# [Exercise goal]
Only the pictures are left out: repeat the rest of the entries exactly.

# [Data for this task]
_ _ _ _
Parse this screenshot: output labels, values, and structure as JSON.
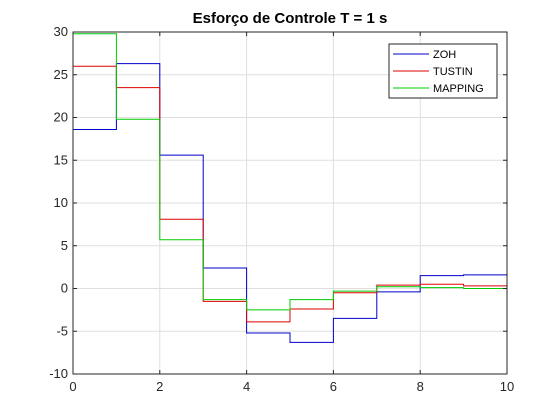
{
  "chart_data": {
    "type": "line",
    "step": true,
    "title": "Esforço de Controle T = 1 s",
    "xlabel": "",
    "ylabel": "",
    "xlim": [
      0,
      10
    ],
    "ylim": [
      -10,
      30
    ],
    "xticks": [
      0,
      2,
      4,
      6,
      8,
      10
    ],
    "yticks": [
      -10,
      -5,
      0,
      5,
      10,
      15,
      20,
      25,
      30
    ],
    "grid": true,
    "legend_position": "top-right",
    "x": [
      0,
      1,
      2,
      3,
      4,
      5,
      6,
      7,
      8,
      9,
      10
    ],
    "series": [
      {
        "name": "ZOH",
        "color": "#0000cc",
        "values": [
          18.6,
          26.3,
          15.6,
          2.4,
          -5.2,
          -6.3,
          -3.5,
          -0.4,
          1.5,
          1.6,
          1.0
        ]
      },
      {
        "name": "TUSTIN",
        "color": "#dd0000",
        "values": [
          26.0,
          23.5,
          8.1,
          -1.5,
          -3.9,
          -2.4,
          -0.5,
          0.4,
          0.5,
          0.3,
          0.3
        ]
      },
      {
        "name": "MAPPING",
        "color": "#00cc00",
        "values": [
          29.8,
          19.8,
          5.7,
          -1.3,
          -2.5,
          -1.3,
          -0.3,
          0.2,
          0.1,
          0.0,
          0.0
        ]
      }
    ]
  }
}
_ _ _ _
# [Solution]
Parse this screenshot: output labels, values, and structure as JSON.
{
  "chart_data": {
    "type": "line",
    "step": true,
    "title": "Esforço de Controle T = 1 s",
    "xlabel": "",
    "ylabel": "",
    "xlim": [
      0,
      10
    ],
    "ylim": [
      -10,
      30
    ],
    "xticks": [
      0,
      2,
      4,
      6,
      8,
      10
    ],
    "yticks": [
      -10,
      -5,
      0,
      5,
      10,
      15,
      20,
      25,
      30
    ],
    "grid": true,
    "legend_position": "top-right",
    "x": [
      0,
      1,
      2,
      3,
      4,
      5,
      6,
      7,
      8,
      9,
      10
    ],
    "series": [
      {
        "name": "ZOH",
        "color": "#0000cc",
        "values": [
          18.6,
          26.3,
          15.6,
          2.4,
          -5.2,
          -6.3,
          -3.5,
          -0.4,
          1.5,
          1.6,
          1.0
        ]
      },
      {
        "name": "TUSTIN",
        "color": "#dd0000",
        "values": [
          26.0,
          23.5,
          8.1,
          -1.5,
          -3.9,
          -2.4,
          -0.5,
          0.4,
          0.5,
          0.3,
          0.3
        ]
      },
      {
        "name": "MAPPING",
        "color": "#00cc00",
        "values": [
          29.8,
          19.8,
          5.7,
          -1.3,
          -2.5,
          -1.3,
          -0.3,
          0.2,
          0.1,
          0.0,
          0.0
        ]
      }
    ]
  }
}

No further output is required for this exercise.